*RECORDS TO PROCESS:*
------------------------------------
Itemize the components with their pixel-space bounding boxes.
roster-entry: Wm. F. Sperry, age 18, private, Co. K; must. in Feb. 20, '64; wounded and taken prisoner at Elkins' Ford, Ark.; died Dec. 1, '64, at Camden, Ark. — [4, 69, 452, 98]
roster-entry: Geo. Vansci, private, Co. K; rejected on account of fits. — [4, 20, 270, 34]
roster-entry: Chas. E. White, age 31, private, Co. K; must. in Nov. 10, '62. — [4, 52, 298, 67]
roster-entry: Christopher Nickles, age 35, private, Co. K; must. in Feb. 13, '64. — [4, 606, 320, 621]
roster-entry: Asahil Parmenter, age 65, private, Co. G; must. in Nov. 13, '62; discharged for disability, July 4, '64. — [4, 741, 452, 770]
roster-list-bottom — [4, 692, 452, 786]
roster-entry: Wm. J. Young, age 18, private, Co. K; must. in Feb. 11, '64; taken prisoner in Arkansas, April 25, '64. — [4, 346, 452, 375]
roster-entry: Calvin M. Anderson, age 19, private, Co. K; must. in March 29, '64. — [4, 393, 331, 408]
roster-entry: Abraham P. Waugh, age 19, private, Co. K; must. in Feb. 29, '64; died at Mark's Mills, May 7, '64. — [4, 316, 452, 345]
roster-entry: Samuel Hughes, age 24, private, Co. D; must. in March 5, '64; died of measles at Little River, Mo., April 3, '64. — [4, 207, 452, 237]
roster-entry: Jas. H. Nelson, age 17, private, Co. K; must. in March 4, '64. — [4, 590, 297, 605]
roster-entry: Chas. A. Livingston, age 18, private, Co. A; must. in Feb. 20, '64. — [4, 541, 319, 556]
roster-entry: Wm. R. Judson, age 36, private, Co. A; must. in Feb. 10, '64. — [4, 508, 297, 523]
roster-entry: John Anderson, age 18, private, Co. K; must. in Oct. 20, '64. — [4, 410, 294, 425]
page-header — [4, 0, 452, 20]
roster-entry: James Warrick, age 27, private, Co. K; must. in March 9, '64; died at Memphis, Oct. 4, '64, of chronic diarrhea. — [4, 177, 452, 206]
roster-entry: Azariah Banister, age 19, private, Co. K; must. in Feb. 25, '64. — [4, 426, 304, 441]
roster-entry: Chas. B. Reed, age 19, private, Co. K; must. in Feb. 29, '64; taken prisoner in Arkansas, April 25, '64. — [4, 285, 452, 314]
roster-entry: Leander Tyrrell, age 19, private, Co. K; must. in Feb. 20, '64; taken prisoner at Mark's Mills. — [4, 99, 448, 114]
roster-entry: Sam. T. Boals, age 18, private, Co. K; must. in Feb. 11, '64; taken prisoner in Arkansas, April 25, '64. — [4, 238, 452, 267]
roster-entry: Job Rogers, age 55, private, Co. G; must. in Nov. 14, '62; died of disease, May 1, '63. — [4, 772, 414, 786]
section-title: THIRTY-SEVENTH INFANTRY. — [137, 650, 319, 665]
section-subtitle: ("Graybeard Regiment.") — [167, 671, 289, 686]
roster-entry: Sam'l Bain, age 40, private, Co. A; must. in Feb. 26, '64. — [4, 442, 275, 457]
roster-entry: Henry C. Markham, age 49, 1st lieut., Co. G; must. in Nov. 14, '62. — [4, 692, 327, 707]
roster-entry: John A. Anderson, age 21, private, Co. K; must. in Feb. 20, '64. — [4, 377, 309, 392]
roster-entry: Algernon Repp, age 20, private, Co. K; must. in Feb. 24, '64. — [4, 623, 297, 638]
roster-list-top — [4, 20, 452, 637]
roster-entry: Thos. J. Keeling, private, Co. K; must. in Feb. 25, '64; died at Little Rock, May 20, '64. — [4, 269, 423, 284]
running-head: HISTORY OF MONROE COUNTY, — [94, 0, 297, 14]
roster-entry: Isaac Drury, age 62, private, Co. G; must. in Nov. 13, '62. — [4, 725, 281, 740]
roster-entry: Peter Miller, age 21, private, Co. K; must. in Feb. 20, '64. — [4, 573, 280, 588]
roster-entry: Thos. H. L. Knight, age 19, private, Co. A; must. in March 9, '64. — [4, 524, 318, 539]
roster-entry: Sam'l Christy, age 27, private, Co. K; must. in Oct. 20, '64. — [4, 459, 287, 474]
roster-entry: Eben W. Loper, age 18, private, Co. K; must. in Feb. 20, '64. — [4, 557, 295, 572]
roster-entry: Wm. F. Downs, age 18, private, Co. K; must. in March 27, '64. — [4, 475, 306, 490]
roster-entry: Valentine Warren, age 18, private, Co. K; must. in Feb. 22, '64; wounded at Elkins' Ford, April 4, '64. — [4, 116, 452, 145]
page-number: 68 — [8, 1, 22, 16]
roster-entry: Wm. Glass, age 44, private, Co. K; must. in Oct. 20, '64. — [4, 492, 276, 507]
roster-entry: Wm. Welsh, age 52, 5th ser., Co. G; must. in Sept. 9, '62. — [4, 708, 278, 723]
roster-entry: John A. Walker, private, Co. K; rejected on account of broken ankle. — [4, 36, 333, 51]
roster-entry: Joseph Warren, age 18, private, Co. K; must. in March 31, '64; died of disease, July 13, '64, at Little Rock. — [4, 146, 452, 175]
------------------------------------
*CHALLENGE:* Write out, without alteration, each line from the beginning of the items up to and including the line that contains "roster-entry: Christopher Nickles, age".

*TASK ANSWER:*
Itemize the components with their pixel-space bounding boxes.
roster-entry: Wm. F. Sperry, age 18, private, Co. K; must. in Feb. 20, '64; wounded and taken prisoner at Elkins' Ford, Ark.; died Dec. 1, '64, at Camden, Ark. — [4, 69, 452, 98]
roster-entry: Geo. Vansci, private, Co. K; rejected on account of fits. — [4, 20, 270, 34]
roster-entry: Chas. E. White, age 31, private, Co. K; must. in Nov. 10, '62. — [4, 52, 298, 67]
roster-entry: Christopher Nickles, age 35, private, Co. K; must. in Feb. 13, '64. — [4, 606, 320, 621]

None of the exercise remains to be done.